▶ What needs to be done:
Express every line of the entries below as a JSON list of strings, with one string per line and blank lines omitted.

▶ Records to process:
__________________________________________________

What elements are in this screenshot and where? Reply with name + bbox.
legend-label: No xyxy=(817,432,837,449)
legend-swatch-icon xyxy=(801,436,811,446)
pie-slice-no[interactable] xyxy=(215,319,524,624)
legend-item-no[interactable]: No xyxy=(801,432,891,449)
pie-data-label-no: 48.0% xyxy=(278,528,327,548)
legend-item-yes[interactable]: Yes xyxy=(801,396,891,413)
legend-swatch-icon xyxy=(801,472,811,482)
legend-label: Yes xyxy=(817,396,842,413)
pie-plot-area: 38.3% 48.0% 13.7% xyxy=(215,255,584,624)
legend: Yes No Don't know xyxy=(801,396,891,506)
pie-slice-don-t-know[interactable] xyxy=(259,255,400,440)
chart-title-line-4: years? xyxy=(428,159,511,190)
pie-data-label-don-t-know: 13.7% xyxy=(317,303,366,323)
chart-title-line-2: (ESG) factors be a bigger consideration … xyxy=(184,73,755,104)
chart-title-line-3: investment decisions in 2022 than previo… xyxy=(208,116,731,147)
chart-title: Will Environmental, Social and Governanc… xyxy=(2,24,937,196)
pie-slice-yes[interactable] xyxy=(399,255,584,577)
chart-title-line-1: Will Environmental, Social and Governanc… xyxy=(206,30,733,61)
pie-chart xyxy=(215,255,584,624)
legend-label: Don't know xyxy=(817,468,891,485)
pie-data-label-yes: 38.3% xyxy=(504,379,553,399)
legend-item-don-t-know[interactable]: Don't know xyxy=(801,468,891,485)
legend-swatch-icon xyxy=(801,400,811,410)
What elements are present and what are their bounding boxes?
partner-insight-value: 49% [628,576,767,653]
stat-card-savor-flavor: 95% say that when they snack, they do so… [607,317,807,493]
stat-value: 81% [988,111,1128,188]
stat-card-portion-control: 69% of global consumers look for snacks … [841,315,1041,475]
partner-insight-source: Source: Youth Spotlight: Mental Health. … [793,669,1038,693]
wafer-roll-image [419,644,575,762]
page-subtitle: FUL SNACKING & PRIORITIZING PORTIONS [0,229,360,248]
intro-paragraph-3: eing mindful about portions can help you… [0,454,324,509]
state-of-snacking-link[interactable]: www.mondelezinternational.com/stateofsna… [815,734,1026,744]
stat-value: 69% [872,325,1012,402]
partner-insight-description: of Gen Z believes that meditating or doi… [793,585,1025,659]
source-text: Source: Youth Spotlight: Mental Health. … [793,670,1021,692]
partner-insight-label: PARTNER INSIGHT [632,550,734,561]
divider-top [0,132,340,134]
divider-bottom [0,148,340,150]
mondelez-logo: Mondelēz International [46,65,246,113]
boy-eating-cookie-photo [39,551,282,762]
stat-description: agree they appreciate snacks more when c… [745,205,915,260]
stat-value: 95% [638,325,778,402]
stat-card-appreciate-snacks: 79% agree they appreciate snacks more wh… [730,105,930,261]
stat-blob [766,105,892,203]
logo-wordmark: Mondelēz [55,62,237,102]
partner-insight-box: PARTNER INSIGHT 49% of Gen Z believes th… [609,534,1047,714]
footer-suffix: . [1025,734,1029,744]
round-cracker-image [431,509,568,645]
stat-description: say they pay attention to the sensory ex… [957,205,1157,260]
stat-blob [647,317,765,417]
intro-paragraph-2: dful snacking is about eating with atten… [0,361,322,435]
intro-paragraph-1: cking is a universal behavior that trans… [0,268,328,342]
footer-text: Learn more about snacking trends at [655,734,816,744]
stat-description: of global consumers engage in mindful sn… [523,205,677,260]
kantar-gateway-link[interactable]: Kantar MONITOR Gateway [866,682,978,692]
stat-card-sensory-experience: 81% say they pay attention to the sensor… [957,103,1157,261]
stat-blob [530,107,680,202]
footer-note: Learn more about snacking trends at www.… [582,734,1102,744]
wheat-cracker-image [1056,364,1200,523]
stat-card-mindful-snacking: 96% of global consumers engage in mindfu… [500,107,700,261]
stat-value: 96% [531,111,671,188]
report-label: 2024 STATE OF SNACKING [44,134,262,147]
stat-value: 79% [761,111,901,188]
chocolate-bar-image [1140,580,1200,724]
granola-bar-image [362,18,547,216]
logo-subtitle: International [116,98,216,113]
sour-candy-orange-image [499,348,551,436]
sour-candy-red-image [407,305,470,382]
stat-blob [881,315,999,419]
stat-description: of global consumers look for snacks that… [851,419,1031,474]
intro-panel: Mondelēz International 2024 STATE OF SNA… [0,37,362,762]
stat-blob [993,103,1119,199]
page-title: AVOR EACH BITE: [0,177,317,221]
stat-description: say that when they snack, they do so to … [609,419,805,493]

__________________________________________________

▶ Answer to this task:
[
  "What elements are in this screenshot and where? Reply with name + bbox.",
  "legend-label: No xyxy=(817,432,837,449)",
  "legend-swatch-icon xyxy=(801,436,811,446)",
  "pie-slice-no[interactable] xyxy=(215,319,524,624)",
  "legend-item-no[interactable]: No xyxy=(801,432,891,449)",
  "pie-data-label-no: 48.0% xyxy=(278,528,327,548)",
  "legend-item-yes[interactable]: Yes xyxy=(801,396,891,413)",
  "legend-swatch-icon xyxy=(801,472,811,482)",
  "legend-label: Yes xyxy=(817,396,842,413)",
  "pie-plot-area: 38.3% 48.0% 13.7% xyxy=(215,255,584,624)",
  "legend: Yes No Don't know xyxy=(801,396,891,506)",
  "pie-slice-don-t-know[interactable] xyxy=(259,255,400,440)",
  "chart-title-line-4: years? xyxy=(428,159,511,190)",
  "pie-data-label-don-t-know: 13.7% xyxy=(317,303,366,323)",
  "chart-title-line-2: (ESG) factors be a bigger consideration … xyxy=(184,73,755,104)",
  "chart-title-line-3: investment decisions in 2022 than previo… xyxy=(208,116,731,147)",
  "chart-title: Will Environmental, Social and Governanc… xyxy=(2,24,937,196)",
  "pie-slice-yes[interactable] xyxy=(399,255,584,577)",
  "chart-title-line-1: Will Environmental, Social and Governanc… xyxy=(206,30,733,61)",
  "pie-chart xyxy=(215,255,584,624)",
  "legend-label: Don't know xyxy=(817,468,891,485)",
  "pie-data-label-yes: 38.3% xyxy=(504,379,553,399)",
  "legend-item-don-t-know[interactable]: Don't know xyxy=(801,468,891,485)",
  "legend-swatch-icon xyxy=(801,400,811,410)",
  "What elements are present and what are their bounding boxes?",
  "partner-insight-value: 49% [628,576,767,653]",
  "stat-card-savor-flavor: 95% say that when they snack, they do so… [607,317,807,493]",
  "stat-value: 81% [988,111,1128,188]",
  "stat-card-portion-control: 69% of global consumers look for snacks … [841,315,1041,475]",
  "partner-insight-source: Source: Youth Spotlight: Mental Health. … [793,669,1038,693]",
  "wafer-roll-image [419,644,575,762]",
  "page-subtitle: FUL SNACKING & PRIORITIZING PORTIONS [0,229,360,248]",
  "intro-paragraph-3: eing mindful about portions can help you… [0,454,324,509]",
  "state-of-snacking-link[interactable]: www.mondelezinternational.com/stateofsna… [815,734,1026,744]",
  "stat-value: 69% [872,325,1012,402]",
  "partner-insight-description: of Gen Z believes that meditating or doi… [793,585,1025,659]",
  "source-text: Source: Youth Spotlight: Mental Health. … [793,670,1021,692]",
  "partner-insight-label: PARTNER INSIGHT [632,550,734,561]",
  "divider-top [0,132,340,134]",
  "divider-bottom [0,148,340,150]",
  "mondelez-logo: Mondelēz International [46,65,246,113]",
  "boy-eating-cookie-photo [39,551,282,762]",
  "stat-description: agree they appreciate snacks more when c… [745,205,915,260]",
  "stat-value: 95% [638,325,778,402]",
  "stat-card-appreciate-snacks: 79% agree they appreciate snacks more wh… [730,105,930,261]",
  "stat-blob [766,105,892,203]",
  "logo-wordmark: Mondelēz [55,62,237,102]",
  "partner-insight-box: PARTNER INSIGHT 49% of Gen Z believes th… [609,534,1047,714]",
  "footer-suffix: . [1025,734,1029,744]",
  "round-cracker-image [431,509,568,645]",
  "stat-description: say they pay attention to the sensory ex… [957,205,1157,260]",
  "stat-blob [647,317,765,417]",
  "intro-paragraph-2: dful snacking is about eating with atten… [0,361,322,435]",
  "intro-paragraph-1: cking is a universal behavior that trans… [0,268,328,342]",
  "footer-text: Learn more about snacking trends at [655,734,816,744]",
  "stat-description: of global consumers engage in mindful sn… [523,205,677,260]",
  "kantar-gateway-link[interactable]: Kantar MONITOR Gateway [866,682,978,692]",
  "stat-card-sensory-experience: 81% say they pay attention to the sensor… [957,103,1157,261]",
  "stat-blob [530,107,680,202]",
  "footer-note: Learn more about snacking trends at www.… [582,734,1102,744]",
  "wheat-cracker-image [1056,364,1200,523]",
  "stat-card-mindful-snacking: 96% of global consumers engage in mindfu… [500,107,700,261]",
  "stat-value: 96% [531,111,671,188]",
  "report-label: 2024 STATE OF SNACKING [44,134,262,147]",
  "stat-value: 79% [761,111,901,188]",
  "chocolate-bar-image [1140,580,1200,724]",
  "granola-bar-image [362,18,547,216]",
  "logo-subtitle: International [116,98,216,113]",
  "sour-candy-orange-image [499,348,551,436]",
  "sour-candy-red-image [407,305,470,382]",
  "stat-blob [881,315,999,419]",
  "stat-description: of global consumers look for snacks that… [851,419,1031,474]",
  "intro-panel: Mondelēz International 2024 STATE OF SNA… [0,37,362,762]",
  "stat-blob [993,103,1119,199]",
  "page-title: AVOR EACH BITE: [0,177,317,221]",
  "stat-description: say that when they snack, they do so to … [609,419,805,493]"
]